_OBJECTIVE_
Repeat all the records exactly, omitting pictures.

_THE DATA_
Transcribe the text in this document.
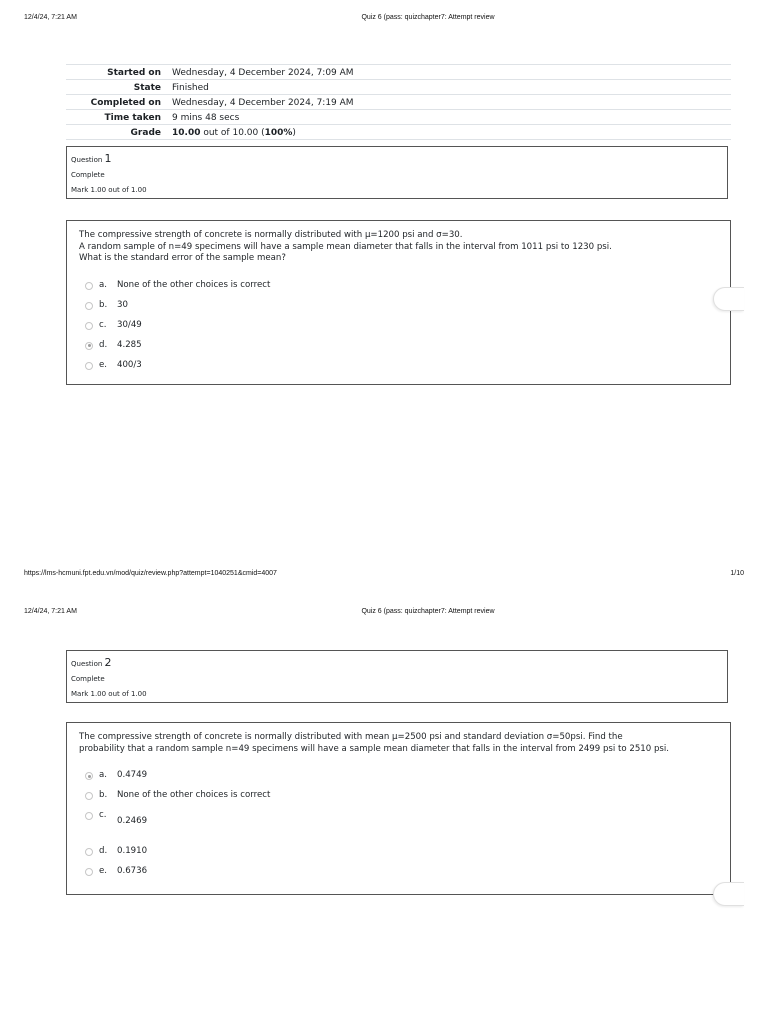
12/4/24, 7:21 AM	Quiz 6 (pass: quizchapter7: Attempt review
Started on	Wednesday, 4 December 2024, 7:09 AM
State	Finished
Completed on	Wednesday, 4 December 2024, 7:19 AM
Time taken	9 mins 48 secs
Grade	10.00 out of 10.00 (100%)
Question 1
Complete
Mark 1.00 out of 1.00

The compressive strength of concrete is normally distributed with μ=1200 psi and σ=30.

A random sample of n=49 specimens will have a sample mean diameter that falls in the interval from 1011 psi to 1230 psi.

What is the standard error of the sample mean?

a. None of the other choices is correct
b. 30
c. 30/49
d. 4.285
e. 400/3
https://lms-hcmuni.fpt.edu.vn/mod/quiz/review.php?attempt=1040251&cmid=4007	1/10
12/4/24, 7:21 AM	Quiz 6 (pass: quizchapter7: Attempt review
Question 2
Complete
Mark 1.00 out of 1.00

The compressive strength of concrete is normally distributed with mean μ=2500 psi and standard deviation σ=50psi. Find the

probability that a random sample n=49 specimens will have a sample mean diameter that falls in the interval from 2499 psi to 2510 psi.

a. 0.4749
b. None of the other choices is correct
c.
0.2469
d. 0.1910
e. 0.6736
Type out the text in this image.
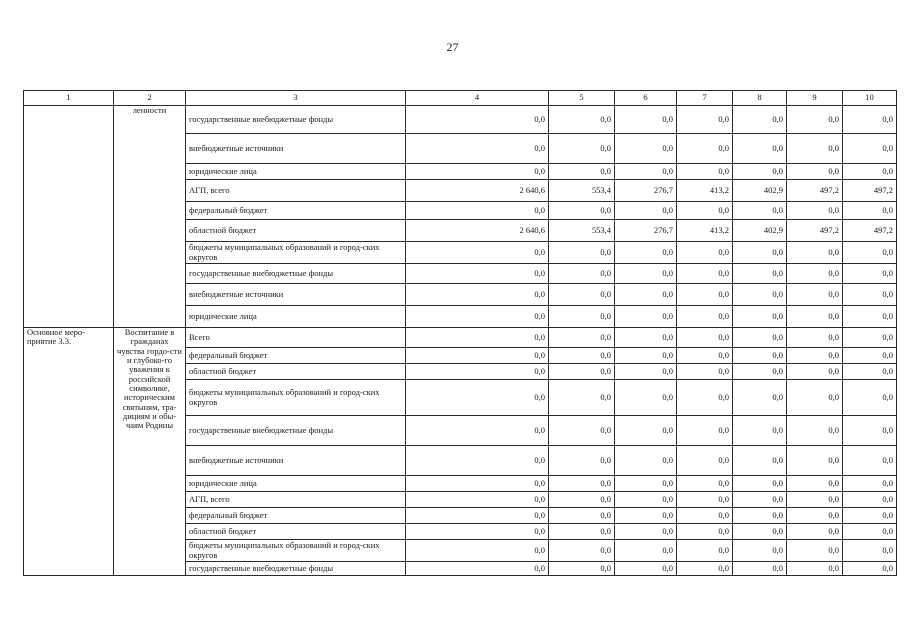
27
1	2	3	4	5	6	7	8	9	10
	ленности	государственные внебюджетные фонды	0,0	0,0	0,0	0,0	0,0	0,0	0,0
		внебюджетные источники	0,0	0,0	0,0	0,0	0,0	0,0	0,0
		юридические лица	0,0	0,0	0,0	0,0	0,0	0,0	0,0
		АГП, всего	2 640,6	553,4	276,7	413,2	402,9	497,2	497,2
		федеральный бюджет	0,0	0,0	0,0	0,0	0,0	0,0	0,0
		областной бюджет	2 640,6	553,4	276,7	413,2	402,9	497,2	497,2
		бюджеты муниципальных образований и город-ских округов	0,0	0,0	0,0	0,0	0,0	0,0	0,0
		государственные внебюджетные фонды	0,0	0,0	0,0	0,0	0,0	0,0	0,0
		внебюджетные источники	0,0	0,0	0,0	0,0	0,0	0,0	0,0
		юридические лица	0,0	0,0	0,0	0,0	0,0	0,0	0,0
Основное меро-приятие 3.3.	Воспитание в гражданах чувства гордо-сти и глубоко-го уважения к российской символике, историческим святыням, тра-дициям и обы-чаям Родины	Всего	0,0	0,0	0,0	0,0	0,0	0,0	0,0
		федеральный бюджет	0,0	0,0	0,0	0,0	0,0	0,0	0,0
		областной бюджет	0,0	0,0	0,0	0,0	0,0	0,0	0,0
		бюджеты муниципальных образований и город-ских округов	0,0	0,0	0,0	0,0	0,0	0,0	0,0
		государственные внебюджетные фонды	0,0	0,0	0,0	0,0	0,0	0,0	0,0
		внебюджетные источники	0,0	0,0	0,0	0,0	0,0	0,0	0,0
		юридические лица	0,0	0,0	0,0	0,0	0,0	0,0	0,0
		АГП, всего	0,0	0,0	0,0	0,0	0,0	0,0	0,0
		федеральный бюджет	0,0	0,0	0,0	0,0	0,0	0,0	0,0
		областной бюджет	0,0	0,0	0,0	0,0	0,0	0,0	0,0
		бюджеты муниципальных образований и город-ских округов	0,0	0,0	0,0	0,0	0,0	0,0	0,0
		государственные внебюджетные фонды	0,0	0,0	0,0	0,0	0,0	0,0	0,0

_EXERCISE SOLUTION_
Transcribe the text in this document.
12/4/24, 7:21 AM	Quiz 6 (pass: quizchapter7: Attempt review
Started on	Wednesday, 4 December 2024, 7:09 AM
State	Finished
Completed on	Wednesday, 4 December 2024, 7:19 AM
Time taken	9 mins 48 secs
Grade	10.00 out of 10.00 (100%)
Question 1
Complete
Mark 1.00 out of 1.00

The compressive strength of concrete is normally distributed with μ=1200 psi and σ=30.

A random sample of n=49 specimens will have a sample mean diameter that falls in the interval from 1011 psi to 1230 psi.

What is the standard error of the sample mean?

a. None of the other choices is correct
b. 30
c. 30/49
d. 4.285
e. 400/3
https://lms-hcmuni.fpt.edu.vn/mod/quiz/review.php?attempt=1040251&cmid=4007	1/10
12/4/24, 7:21 AM	Quiz 6 (pass: quizchapter7: Attempt review
Question 2
Complete
Mark 1.00 out of 1.00

The compressive strength of concrete is normally distributed with mean μ=2500 psi and standard deviation σ=50psi. Find the

probability that a random sample n=49 specimens will have a sample mean diameter that falls in the interval from 2499 psi to 2510 psi.

a. 0.4749
b. None of the other choices is correct
c.
0.2469
d. 0.1910
e. 0.6736
Type out the text in this image.
27
1	2	3	4	5	6	7	8	9	10
	ленности	государственные внебюджетные фонды	0,0	0,0	0,0	0,0	0,0	0,0	0,0
		внебюджетные источники	0,0	0,0	0,0	0,0	0,0	0,0	0,0
		юридические лица	0,0	0,0	0,0	0,0	0,0	0,0	0,0
		АГП, всего	2 640,6	553,4	276,7	413,2	402,9	497,2	497,2
		федеральный бюджет	0,0	0,0	0,0	0,0	0,0	0,0	0,0
		областной бюджет	2 640,6	553,4	276,7	413,2	402,9	497,2	497,2
		бюджеты муниципальных образований и город-ских округов	0,0	0,0	0,0	0,0	0,0	0,0	0,0
		государственные внебюджетные фонды	0,0	0,0	0,0	0,0	0,0	0,0	0,0
		внебюджетные источники	0,0	0,0	0,0	0,0	0,0	0,0	0,0
		юридические лица	0,0	0,0	0,0	0,0	0,0	0,0	0,0
Основное меро-приятие 3.3.	Воспитание в гражданах чувства гордо-сти и глубоко-го уважения к российской символике, историческим святыням, тра-дициям и обы-чаям Родины	Всего	0,0	0,0	0,0	0,0	0,0	0,0	0,0
		федеральный бюджет	0,0	0,0	0,0	0,0	0,0	0,0	0,0
		областной бюджет	0,0	0,0	0,0	0,0	0,0	0,0	0,0
		бюджеты муниципальных образований и город-ских округов	0,0	0,0	0,0	0,0	0,0	0,0	0,0
		государственные внебюджетные фонды	0,0	0,0	0,0	0,0	0,0	0,0	0,0
		внебюджетные источники	0,0	0,0	0,0	0,0	0,0	0,0	0,0
		юридические лица	0,0	0,0	0,0	0,0	0,0	0,0	0,0
		АГП, всего	0,0	0,0	0,0	0,0	0,0	0,0	0,0
		федеральный бюджет	0,0	0,0	0,0	0,0	0,0	0,0	0,0
		областной бюджет	0,0	0,0	0,0	0,0	0,0	0,0	0,0
		бюджеты муниципальных образований и город-ских округов	0,0	0,0	0,0	0,0	0,0	0,0	0,0
		государственные внебюджетные фонды	0,0	0,0	0,0	0,0	0,0	0,0	0,0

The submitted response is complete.